Collected data entries:
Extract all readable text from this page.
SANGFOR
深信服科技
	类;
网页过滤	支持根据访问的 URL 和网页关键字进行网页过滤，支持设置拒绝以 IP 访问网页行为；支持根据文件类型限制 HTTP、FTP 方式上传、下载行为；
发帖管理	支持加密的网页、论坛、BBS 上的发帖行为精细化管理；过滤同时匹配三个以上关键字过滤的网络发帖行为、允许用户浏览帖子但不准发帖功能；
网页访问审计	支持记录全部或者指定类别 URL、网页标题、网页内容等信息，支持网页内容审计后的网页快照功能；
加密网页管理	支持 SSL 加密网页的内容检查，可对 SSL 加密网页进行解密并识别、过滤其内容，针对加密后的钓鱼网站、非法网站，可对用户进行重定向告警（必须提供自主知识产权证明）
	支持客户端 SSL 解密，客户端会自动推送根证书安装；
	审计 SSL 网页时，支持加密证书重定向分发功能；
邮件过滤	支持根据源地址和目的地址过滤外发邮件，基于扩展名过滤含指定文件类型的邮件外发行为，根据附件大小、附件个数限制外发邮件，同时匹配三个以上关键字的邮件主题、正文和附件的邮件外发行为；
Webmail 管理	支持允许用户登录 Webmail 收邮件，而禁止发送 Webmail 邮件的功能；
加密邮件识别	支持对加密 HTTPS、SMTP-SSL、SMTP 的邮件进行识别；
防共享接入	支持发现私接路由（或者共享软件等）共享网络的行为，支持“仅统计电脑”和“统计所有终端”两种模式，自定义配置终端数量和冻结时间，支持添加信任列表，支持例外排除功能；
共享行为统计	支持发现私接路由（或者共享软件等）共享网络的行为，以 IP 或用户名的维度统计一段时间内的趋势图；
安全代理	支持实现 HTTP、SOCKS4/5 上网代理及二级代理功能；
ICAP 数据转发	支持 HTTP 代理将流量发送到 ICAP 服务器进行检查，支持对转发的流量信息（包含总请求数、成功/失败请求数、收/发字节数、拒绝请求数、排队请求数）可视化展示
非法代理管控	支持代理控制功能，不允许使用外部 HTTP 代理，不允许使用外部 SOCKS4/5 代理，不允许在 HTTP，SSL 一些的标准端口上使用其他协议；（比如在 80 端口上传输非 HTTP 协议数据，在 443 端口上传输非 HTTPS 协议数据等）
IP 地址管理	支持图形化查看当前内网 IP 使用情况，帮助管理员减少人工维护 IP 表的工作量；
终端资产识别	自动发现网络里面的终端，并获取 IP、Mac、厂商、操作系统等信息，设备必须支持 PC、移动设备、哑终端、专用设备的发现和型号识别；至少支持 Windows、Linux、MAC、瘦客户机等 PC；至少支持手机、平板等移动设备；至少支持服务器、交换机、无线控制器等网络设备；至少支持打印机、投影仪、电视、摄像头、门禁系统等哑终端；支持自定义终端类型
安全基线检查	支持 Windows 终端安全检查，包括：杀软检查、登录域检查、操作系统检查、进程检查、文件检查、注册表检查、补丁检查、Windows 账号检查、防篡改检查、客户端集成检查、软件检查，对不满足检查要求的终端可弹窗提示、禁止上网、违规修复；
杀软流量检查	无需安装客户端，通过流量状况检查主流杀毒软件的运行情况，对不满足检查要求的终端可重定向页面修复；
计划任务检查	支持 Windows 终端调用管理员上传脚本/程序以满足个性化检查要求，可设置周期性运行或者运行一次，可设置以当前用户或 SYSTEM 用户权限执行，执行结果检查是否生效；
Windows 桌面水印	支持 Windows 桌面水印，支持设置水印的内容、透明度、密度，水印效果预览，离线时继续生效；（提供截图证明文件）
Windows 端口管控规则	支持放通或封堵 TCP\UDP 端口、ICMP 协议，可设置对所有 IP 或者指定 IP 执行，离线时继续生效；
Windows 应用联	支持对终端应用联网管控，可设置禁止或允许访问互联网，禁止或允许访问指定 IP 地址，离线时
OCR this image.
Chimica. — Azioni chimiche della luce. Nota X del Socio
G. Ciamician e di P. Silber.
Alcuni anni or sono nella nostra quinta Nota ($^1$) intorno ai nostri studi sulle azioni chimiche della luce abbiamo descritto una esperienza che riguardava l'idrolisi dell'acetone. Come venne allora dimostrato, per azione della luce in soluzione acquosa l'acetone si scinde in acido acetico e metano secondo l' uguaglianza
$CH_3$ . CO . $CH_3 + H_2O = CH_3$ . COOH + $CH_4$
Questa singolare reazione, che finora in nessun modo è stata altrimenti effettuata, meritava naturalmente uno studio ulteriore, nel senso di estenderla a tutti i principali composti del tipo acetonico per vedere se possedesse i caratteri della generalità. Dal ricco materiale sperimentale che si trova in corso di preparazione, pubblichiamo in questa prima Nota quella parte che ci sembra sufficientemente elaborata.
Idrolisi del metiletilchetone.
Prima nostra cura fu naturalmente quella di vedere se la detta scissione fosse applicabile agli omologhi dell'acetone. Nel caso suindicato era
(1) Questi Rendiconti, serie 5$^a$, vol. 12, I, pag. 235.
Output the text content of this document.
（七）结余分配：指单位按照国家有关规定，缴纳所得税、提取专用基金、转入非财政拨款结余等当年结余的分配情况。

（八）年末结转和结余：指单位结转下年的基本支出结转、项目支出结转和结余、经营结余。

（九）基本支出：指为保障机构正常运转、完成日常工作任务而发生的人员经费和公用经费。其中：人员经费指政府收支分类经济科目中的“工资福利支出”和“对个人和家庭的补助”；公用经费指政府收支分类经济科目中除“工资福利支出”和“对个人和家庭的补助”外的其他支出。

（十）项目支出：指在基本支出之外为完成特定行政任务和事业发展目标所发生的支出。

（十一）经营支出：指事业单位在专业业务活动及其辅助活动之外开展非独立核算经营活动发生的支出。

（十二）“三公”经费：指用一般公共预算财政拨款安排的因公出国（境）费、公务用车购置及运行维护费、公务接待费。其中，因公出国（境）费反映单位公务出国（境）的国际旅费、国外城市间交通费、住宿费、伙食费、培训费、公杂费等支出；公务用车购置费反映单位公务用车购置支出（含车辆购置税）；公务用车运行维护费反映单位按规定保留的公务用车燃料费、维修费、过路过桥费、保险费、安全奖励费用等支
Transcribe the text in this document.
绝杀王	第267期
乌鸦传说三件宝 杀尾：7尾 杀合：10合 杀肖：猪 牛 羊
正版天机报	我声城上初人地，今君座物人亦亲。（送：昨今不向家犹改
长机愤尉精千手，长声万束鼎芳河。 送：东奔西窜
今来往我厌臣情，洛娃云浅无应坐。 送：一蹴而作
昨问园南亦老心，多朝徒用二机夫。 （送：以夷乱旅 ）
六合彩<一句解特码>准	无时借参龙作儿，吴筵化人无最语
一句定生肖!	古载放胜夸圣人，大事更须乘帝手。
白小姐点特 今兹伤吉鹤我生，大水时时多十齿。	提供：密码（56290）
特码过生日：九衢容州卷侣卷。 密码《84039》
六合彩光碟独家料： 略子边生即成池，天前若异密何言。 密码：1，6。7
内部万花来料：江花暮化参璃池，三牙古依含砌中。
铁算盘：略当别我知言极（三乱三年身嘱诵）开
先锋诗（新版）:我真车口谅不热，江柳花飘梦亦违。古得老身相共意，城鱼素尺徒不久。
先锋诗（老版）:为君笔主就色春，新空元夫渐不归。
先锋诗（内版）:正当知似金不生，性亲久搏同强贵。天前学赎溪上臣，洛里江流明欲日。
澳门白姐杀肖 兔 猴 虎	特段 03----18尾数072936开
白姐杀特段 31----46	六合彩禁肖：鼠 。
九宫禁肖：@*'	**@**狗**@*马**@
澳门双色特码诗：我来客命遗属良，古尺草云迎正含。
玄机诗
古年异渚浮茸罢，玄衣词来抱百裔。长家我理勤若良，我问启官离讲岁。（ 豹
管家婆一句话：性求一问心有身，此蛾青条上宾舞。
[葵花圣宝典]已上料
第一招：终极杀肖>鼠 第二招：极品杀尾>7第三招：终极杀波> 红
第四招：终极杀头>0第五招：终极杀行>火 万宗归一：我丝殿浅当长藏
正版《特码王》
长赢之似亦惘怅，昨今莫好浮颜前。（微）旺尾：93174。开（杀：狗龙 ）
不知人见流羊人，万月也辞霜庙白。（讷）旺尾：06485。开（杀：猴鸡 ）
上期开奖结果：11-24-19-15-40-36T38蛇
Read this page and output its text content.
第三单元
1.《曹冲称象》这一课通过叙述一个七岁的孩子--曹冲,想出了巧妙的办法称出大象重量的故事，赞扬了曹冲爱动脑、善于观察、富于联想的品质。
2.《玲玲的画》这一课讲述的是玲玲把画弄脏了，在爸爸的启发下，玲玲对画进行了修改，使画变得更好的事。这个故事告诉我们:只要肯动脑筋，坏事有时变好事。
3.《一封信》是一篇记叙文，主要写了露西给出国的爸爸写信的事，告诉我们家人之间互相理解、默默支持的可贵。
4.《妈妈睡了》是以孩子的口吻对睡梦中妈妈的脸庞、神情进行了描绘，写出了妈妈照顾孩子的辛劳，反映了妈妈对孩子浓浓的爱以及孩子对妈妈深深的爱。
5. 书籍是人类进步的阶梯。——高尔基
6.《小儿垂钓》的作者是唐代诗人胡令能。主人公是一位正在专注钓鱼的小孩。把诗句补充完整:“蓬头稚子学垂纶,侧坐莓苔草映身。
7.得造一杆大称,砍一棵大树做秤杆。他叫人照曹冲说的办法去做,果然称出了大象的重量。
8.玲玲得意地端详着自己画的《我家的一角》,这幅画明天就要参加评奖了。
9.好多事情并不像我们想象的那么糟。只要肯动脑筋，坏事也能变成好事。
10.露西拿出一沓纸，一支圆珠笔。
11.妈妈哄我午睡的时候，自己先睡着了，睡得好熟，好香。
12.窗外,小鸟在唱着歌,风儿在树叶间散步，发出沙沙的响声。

Work instructions:
Pick out and copy every line that contains the word "支持发现私接路由".

Final answer:
防共享接入	支持发现私接路由（或者共享软件等）共享网络的行为，支持“仅统计电脑”和“统计所有终端”两种模式，自定义配置终端数量和冻结时间，支持添加信任列表，支持例外排除功能；
共享行为统计	支持发现私接路由（或者共享软件等）共享网络的行为，以 IP 或用户名的维度统计一段时间内的趋势图；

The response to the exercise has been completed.